**Recorded information**
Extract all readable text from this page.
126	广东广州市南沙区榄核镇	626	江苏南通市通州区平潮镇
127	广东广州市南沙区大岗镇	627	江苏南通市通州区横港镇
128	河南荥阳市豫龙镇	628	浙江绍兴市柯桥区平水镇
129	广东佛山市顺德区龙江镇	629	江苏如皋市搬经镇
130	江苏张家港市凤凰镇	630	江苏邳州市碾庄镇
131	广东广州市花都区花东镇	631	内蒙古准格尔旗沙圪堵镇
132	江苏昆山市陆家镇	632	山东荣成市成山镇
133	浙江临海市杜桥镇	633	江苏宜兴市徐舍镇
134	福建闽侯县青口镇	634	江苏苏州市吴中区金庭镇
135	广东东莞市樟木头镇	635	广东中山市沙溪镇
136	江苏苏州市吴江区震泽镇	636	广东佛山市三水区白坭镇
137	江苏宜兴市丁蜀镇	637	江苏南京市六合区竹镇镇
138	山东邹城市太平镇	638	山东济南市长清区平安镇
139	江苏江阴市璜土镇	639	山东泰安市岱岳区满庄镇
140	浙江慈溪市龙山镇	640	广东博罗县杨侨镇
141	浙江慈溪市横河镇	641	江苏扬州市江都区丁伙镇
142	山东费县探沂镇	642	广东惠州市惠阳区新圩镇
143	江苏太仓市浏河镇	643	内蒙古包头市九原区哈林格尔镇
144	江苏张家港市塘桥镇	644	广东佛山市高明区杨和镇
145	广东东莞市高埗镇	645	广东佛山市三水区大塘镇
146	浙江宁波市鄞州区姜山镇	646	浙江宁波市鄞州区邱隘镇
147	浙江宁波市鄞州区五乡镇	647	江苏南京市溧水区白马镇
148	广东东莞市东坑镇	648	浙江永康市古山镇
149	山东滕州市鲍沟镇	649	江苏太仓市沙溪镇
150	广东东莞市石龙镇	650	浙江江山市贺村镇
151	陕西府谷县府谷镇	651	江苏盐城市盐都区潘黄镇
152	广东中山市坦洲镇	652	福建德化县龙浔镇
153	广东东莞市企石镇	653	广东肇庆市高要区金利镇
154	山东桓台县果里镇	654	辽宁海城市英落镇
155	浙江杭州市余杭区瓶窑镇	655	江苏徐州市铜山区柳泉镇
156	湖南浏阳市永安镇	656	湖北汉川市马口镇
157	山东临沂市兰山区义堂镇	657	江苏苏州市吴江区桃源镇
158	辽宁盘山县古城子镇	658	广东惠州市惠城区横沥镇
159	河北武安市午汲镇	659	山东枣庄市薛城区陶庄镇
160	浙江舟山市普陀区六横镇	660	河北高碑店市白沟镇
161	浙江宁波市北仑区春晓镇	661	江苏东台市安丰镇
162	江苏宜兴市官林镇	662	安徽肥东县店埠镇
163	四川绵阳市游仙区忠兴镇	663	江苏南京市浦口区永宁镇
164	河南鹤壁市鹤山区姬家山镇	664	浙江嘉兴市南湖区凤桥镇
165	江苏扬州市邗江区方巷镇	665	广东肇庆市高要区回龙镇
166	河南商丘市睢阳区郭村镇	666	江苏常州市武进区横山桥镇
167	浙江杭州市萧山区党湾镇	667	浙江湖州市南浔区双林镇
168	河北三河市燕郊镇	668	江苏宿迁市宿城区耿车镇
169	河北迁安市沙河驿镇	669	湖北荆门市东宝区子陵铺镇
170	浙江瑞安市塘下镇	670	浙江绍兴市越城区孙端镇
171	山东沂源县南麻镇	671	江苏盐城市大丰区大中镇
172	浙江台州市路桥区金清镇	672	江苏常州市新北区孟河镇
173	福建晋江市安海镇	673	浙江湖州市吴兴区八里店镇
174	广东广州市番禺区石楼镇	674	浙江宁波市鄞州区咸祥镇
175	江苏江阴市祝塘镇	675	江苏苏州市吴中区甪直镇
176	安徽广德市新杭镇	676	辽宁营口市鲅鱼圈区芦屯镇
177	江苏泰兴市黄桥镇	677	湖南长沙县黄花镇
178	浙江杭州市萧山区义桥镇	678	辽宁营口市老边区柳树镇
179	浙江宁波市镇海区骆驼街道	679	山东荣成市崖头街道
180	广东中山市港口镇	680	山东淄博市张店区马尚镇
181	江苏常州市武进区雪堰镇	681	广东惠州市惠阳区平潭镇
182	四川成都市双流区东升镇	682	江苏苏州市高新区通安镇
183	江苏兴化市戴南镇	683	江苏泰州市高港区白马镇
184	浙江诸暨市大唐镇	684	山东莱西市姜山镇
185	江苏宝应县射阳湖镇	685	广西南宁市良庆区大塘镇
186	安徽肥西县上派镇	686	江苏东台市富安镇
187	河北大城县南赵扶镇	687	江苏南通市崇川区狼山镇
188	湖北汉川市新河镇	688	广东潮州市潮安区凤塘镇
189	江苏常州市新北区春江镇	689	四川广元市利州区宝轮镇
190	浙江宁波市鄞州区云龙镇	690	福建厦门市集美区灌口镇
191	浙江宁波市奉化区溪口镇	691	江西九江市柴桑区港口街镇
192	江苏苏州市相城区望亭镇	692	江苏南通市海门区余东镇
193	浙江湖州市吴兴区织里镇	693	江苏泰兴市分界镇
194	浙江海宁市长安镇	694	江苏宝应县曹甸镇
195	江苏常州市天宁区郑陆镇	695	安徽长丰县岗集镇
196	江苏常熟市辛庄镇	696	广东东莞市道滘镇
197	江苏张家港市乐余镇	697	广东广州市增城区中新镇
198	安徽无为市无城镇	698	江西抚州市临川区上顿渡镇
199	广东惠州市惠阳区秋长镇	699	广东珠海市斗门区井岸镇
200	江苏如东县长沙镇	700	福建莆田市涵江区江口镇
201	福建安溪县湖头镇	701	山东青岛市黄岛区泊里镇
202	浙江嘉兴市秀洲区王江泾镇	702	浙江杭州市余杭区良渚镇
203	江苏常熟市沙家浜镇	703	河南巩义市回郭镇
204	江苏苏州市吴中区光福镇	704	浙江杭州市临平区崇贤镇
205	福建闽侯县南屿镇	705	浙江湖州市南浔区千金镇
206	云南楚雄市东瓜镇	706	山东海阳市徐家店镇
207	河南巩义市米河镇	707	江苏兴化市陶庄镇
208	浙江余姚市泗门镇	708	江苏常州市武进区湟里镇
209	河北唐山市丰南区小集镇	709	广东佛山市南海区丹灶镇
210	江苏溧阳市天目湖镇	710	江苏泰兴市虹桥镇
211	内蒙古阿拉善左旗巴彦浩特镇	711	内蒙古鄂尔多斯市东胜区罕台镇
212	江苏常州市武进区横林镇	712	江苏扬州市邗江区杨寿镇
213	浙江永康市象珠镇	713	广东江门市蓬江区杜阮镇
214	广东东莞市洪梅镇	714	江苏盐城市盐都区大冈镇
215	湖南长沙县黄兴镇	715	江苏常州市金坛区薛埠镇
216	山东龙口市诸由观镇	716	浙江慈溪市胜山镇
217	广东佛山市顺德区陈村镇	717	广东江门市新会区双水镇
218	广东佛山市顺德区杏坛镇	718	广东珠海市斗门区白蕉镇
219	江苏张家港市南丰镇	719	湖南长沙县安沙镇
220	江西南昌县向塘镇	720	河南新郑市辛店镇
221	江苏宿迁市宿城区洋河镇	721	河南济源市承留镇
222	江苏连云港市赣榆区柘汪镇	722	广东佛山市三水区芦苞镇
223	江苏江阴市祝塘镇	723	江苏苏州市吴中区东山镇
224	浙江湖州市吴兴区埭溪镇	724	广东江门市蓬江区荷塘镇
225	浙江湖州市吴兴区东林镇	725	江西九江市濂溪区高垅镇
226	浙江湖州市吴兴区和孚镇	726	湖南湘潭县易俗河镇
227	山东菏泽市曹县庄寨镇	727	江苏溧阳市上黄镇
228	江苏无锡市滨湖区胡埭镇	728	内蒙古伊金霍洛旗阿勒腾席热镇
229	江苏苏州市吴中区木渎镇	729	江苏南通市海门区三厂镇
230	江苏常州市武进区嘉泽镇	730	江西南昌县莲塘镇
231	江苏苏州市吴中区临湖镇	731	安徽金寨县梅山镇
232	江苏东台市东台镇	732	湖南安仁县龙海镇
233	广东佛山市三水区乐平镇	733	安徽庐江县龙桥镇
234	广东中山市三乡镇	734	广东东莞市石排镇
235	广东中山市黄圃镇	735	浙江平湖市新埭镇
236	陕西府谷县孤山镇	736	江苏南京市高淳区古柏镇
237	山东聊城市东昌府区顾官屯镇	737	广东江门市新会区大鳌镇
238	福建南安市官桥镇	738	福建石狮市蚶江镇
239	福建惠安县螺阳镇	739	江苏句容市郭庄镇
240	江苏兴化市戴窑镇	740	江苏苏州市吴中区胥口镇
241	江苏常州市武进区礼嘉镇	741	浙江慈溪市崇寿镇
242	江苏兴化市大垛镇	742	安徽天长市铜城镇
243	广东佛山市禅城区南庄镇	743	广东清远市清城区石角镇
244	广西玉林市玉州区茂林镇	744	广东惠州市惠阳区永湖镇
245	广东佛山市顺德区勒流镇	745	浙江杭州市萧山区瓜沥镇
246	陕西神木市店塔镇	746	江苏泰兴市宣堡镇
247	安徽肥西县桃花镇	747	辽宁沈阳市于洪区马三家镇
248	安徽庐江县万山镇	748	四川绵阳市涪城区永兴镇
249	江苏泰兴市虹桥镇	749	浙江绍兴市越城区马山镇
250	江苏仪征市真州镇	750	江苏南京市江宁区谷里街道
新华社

**Given problem**
Find all lines where the word "江苏江阴市祝塘镇" appears. Copy them.

**Full solution**
175	江苏江阴市祝塘镇	675	江苏苏州市吴中区甪直镇
223	江苏江阴市祝塘镇	723	江苏苏州市吴中区东山镇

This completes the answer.